## Do this
Verbatim output of all the material below is required.

++++ Information given

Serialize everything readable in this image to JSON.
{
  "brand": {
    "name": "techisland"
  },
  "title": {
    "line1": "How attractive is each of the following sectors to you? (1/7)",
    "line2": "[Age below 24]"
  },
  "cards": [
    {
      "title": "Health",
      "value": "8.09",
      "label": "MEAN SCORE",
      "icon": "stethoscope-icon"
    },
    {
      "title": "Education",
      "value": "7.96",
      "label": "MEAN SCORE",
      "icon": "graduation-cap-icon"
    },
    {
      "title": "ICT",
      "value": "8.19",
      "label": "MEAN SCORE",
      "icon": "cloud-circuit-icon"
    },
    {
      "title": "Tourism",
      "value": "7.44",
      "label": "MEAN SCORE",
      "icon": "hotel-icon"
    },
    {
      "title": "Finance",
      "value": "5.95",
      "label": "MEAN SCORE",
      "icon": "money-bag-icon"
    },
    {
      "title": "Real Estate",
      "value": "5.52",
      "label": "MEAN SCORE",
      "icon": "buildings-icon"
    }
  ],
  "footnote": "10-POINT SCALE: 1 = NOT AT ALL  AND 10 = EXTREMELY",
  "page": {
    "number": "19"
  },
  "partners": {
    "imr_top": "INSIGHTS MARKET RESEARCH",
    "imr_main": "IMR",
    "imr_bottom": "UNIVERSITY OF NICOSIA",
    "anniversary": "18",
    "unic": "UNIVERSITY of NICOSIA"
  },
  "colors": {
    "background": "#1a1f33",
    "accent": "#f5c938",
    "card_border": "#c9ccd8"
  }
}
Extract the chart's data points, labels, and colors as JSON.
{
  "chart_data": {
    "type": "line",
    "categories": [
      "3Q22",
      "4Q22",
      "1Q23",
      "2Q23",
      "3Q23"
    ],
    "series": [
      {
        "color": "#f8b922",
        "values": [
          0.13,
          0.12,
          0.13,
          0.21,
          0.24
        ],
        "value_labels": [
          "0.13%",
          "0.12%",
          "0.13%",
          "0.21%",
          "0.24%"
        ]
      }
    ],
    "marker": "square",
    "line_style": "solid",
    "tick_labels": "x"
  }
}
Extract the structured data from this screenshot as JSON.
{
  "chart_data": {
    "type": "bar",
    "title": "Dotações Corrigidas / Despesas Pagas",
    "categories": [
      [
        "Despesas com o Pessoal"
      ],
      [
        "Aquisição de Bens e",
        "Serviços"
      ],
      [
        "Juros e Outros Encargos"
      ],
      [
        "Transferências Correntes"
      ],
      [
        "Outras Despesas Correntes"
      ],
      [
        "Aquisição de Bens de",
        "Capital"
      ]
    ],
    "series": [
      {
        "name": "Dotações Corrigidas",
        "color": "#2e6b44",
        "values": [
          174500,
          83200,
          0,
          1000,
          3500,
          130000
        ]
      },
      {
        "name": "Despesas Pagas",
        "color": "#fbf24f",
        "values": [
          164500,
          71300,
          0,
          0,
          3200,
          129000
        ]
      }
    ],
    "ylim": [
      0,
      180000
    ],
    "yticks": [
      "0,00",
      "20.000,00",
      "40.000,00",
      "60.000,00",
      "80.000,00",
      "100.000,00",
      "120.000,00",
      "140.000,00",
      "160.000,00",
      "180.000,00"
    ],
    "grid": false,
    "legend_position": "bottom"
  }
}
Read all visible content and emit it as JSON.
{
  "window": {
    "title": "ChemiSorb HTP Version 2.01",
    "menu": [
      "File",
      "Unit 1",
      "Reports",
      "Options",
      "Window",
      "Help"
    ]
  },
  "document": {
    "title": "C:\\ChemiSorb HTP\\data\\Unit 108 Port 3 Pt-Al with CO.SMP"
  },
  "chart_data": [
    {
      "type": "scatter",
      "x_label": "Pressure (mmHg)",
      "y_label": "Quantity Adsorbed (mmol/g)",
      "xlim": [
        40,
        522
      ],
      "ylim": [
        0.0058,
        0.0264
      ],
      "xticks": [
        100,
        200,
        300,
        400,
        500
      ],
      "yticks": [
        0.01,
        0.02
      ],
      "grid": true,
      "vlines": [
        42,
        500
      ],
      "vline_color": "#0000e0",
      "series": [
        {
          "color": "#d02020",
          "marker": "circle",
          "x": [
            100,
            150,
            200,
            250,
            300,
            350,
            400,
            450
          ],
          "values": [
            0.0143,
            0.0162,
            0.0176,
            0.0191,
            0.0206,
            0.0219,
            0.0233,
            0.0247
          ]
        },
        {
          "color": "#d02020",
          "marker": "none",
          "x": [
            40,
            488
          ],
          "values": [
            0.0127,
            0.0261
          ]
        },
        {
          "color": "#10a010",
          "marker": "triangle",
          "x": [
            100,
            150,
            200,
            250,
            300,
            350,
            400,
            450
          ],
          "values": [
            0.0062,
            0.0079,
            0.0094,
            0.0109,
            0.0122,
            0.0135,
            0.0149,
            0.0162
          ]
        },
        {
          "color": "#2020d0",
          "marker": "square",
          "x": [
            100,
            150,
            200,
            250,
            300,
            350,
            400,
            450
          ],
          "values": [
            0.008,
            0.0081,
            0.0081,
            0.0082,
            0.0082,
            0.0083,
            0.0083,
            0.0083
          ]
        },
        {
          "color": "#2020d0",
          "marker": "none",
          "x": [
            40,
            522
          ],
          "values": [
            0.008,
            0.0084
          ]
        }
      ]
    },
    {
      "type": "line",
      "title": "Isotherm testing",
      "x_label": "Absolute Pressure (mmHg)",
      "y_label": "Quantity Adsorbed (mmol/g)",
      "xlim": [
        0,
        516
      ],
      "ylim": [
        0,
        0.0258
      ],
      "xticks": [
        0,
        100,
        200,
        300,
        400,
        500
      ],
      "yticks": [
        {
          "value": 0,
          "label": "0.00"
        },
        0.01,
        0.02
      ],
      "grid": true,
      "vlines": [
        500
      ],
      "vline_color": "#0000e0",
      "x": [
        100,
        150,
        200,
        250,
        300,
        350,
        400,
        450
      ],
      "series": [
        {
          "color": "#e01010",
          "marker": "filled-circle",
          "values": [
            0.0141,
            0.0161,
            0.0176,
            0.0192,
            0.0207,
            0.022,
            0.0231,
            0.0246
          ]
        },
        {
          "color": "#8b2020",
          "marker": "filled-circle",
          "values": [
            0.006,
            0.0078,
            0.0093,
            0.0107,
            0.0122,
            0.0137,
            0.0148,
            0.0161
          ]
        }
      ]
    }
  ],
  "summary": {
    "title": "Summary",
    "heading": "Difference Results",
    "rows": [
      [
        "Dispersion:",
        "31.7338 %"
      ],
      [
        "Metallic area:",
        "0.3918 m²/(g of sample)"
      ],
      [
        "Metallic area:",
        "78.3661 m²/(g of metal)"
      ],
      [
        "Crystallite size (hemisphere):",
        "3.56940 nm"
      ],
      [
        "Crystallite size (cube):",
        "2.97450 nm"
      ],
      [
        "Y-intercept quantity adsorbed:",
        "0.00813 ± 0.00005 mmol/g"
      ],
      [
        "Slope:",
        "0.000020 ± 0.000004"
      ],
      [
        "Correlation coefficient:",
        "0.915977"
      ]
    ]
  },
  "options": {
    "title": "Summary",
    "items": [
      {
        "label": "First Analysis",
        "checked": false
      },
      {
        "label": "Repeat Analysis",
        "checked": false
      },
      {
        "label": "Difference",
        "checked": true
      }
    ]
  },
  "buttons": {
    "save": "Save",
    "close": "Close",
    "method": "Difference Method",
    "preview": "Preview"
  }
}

++++++++

## Finished exercise
Serialize everything readable in this image to JSON.
{
  "brand": {
    "name": "techisland"
  },
  "title": {
    "line1": "How attractive is each of the following sectors to you? (1/7)",
    "line2": "[Age below 24]"
  },
  "cards": [
    {
      "title": "Health",
      "value": "8.09",
      "label": "MEAN SCORE",
      "icon": "stethoscope-icon"
    },
    {
      "title": "Education",
      "value": "7.96",
      "label": "MEAN SCORE",
      "icon": "graduation-cap-icon"
    },
    {
      "title": "ICT",
      "value": "8.19",
      "label": "MEAN SCORE",
      "icon": "cloud-circuit-icon"
    },
    {
      "title": "Tourism",
      "value": "7.44",
      "label": "MEAN SCORE",
      "icon": "hotel-icon"
    },
    {
      "title": "Finance",
      "value": "5.95",
      "label": "MEAN SCORE",
      "icon": "money-bag-icon"
    },
    {
      "title": "Real Estate",
      "value": "5.52",
      "label": "MEAN SCORE",
      "icon": "buildings-icon"
    }
  ],
  "footnote": "10-POINT SCALE: 1 = NOT AT ALL  AND 10 = EXTREMELY",
  "page": {
    "number": "19"
  },
  "partners": {
    "imr_top": "INSIGHTS MARKET RESEARCH",
    "imr_main": "IMR",
    "imr_bottom": "UNIVERSITY OF NICOSIA",
    "anniversary": "18",
    "unic": "UNIVERSITY of NICOSIA"
  },
  "colors": {
    "background": "#1a1f33",
    "accent": "#f5c938",
    "card_border": "#c9ccd8"
  }
}
Extract the chart's data points, labels, and colors as JSON.
{
  "chart_data": {
    "type": "line",
    "categories": [
      "3Q22",
      "4Q22",
      "1Q23",
      "2Q23",
      "3Q23"
    ],
    "series": [
      {
        "color": "#f8b922",
        "values": [
          0.13,
          0.12,
          0.13,
          0.21,
          0.24
        ],
        "value_labels": [
          "0.13%",
          "0.12%",
          "0.13%",
          "0.21%",
          "0.24%"
        ]
      }
    ],
    "marker": "square",
    "line_style": "solid",
    "tick_labels": "x"
  }
}
Extract the structured data from this screenshot as JSON.
{
  "chart_data": {
    "type": "bar",
    "title": "Dotações Corrigidas / Despesas Pagas",
    "categories": [
      [
        "Despesas com o Pessoal"
      ],
      [
        "Aquisição de Bens e",
        "Serviços"
      ],
      [
        "Juros e Outros Encargos"
      ],
      [
        "Transferências Correntes"
      ],
      [
        "Outras Despesas Correntes"
      ],
      [
        "Aquisição de Bens de",
        "Capital"
      ]
    ],
    "series": [
      {
        "name": "Dotações Corrigidas",
        "color": "#2e6b44",
        "values": [
          174500,
          83200,
          0,
          1000,
          3500,
          130000
        ]
      },
      {
        "name": "Despesas Pagas",
        "color": "#fbf24f",
        "values": [
          164500,
          71300,
          0,
          0,
          3200,
          129000
        ]
      }
    ],
    "ylim": [
      0,
      180000
    ],
    "yticks": [
      "0,00",
      "20.000,00",
      "40.000,00",
      "60.000,00",
      "80.000,00",
      "100.000,00",
      "120.000,00",
      "140.000,00",
      "160.000,00",
      "180.000,00"
    ],
    "grid": false,
    "legend_position": "bottom"
  }
}
Read all visible content and emit it as JSON.
{
  "window": {
    "title": "ChemiSorb HTP Version 2.01",
    "menu": [
      "File",
      "Unit 1",
      "Reports",
      "Options",
      "Window",
      "Help"
    ]
  },
  "document": {
    "title": "C:\\ChemiSorb HTP\\data\\Unit 108 Port 3 Pt-Al with CO.SMP"
  },
  "chart_data": [
    {
      "type": "scatter",
      "x_label": "Pressure (mmHg)",
      "y_label": "Quantity Adsorbed (mmol/g)",
      "xlim": [
        40,
        522
      ],
      "ylim": [
        0.0058,
        0.0264
      ],
      "xticks": [
        100,
        200,
        300,
        400,
        500
      ],
      "yticks": [
        0.01,
        0.02
      ],
      "grid": true,
      "vlines": [
        42,
        500
      ],
      "vline_color": "#0000e0",
      "series": [
        {
          "color": "#d02020",
          "marker": "circle",
          "x": [
            100,
            150,
            200,
            250,
            300,
            350,
            400,
            450
          ],
          "values": [
            0.0143,
            0.0162,
            0.0176,
            0.0191,
            0.0206,
            0.0219,
            0.0233,
            0.0247
          ]
        },
        {
          "color": "#d02020",
          "marker": "none",
          "x": [
            40,
            488
          ],
          "values": [
            0.0127,
            0.0261
          ]
        },
        {
          "color": "#10a010",
          "marker": "triangle",
          "x": [
            100,
            150,
            200,
            250,
            300,
            350,
            400,
            450
          ],
          "values": [
            0.0062,
            0.0079,
            0.0094,
            0.0109,
            0.0122,
            0.0135,
            0.0149,
            0.0162
          ]
        },
        {
          "color": "#2020d0",
          "marker": "square",
          "x": [
            100,
            150,
            200,
            250,
            300,
            350,
            400,
            450
          ],
          "values": [
            0.008,
            0.0081,
            0.0081,
            0.0082,
            0.0082,
            0.0083,
            0.0083,
            0.0083
          ]
        },
        {
          "color": "#2020d0",
          "marker": "none",
          "x": [
            40,
            522
          ],
          "values": [
            0.008,
            0.0084
          ]
        }
      ]
    },
    {
      "type": "line",
      "title": "Isotherm testing",
      "x_label": "Absolute Pressure (mmHg)",
      "y_label": "Quantity Adsorbed (mmol/g)",
      "xlim": [
        0,
        516
      ],
      "ylim": [
        0,
        0.0258
      ],
      "xticks": [
        0,
        100,
        200,
        300,
        400,
        500
      ],
      "yticks": [
        {
          "value": 0,
          "label": "0.00"
        },
        0.01,
        0.02
      ],
      "grid": true,
      "vlines": [
        500
      ],
      "vline_color": "#0000e0",
      "x": [
        100,
        150,
        200,
        250,
        300,
        350,
        400,
        450
      ],
      "series": [
        {
          "color": "#e01010",
          "marker": "filled-circle",
          "values": [
            0.0141,
            0.0161,
            0.0176,
            0.0192,
            0.0207,
            0.022,
            0.0231,
            0.0246
          ]
        },
        {
          "color": "#8b2020",
          "marker": "filled-circle",
          "values": [
            0.006,
            0.0078,
            0.0093,
            0.0107,
            0.0122,
            0.0137,
            0.0148,
            0.0161
          ]
        }
      ]
    }
  ],
  "summary": {
    "title": "Summary",
    "heading": "Difference Results",
    "rows": [
      [
        "Dispersion:",
        "31.7338 %"
      ],
      [
        "Metallic area:",
        "0.3918 m²/(g of sample)"
      ],
      [
        "Metallic area:",
        "78.3661 m²/(g of metal)"
      ],
      [
        "Crystallite size (hemisphere):",
        "3.56940 nm"
      ],
      [
        "Crystallite size (cube):",
        "2.97450 nm"
      ],
      [
        "Y-intercept quantity adsorbed:",
        "0.00813 ± 0.00005 mmol/g"
      ],
      [
        "Slope:",
        "0.000020 ± 0.000004"
      ],
      [
        "Correlation coefficient:",
        "0.915977"
      ]
    ]
  },
  "options": {
    "title": "Summary",
    "items": [
      {
        "label": "First Analysis",
        "checked": false
      },
      {
        "label": "Repeat Analysis",
        "checked": false
      },
      {
        "label": "Difference",
        "checked": true
      }
    ]
  },
  "buttons": {
    "save": "Save",
    "close": "Close",
    "method": "Difference Method",
    "preview": "Preview"
  }
}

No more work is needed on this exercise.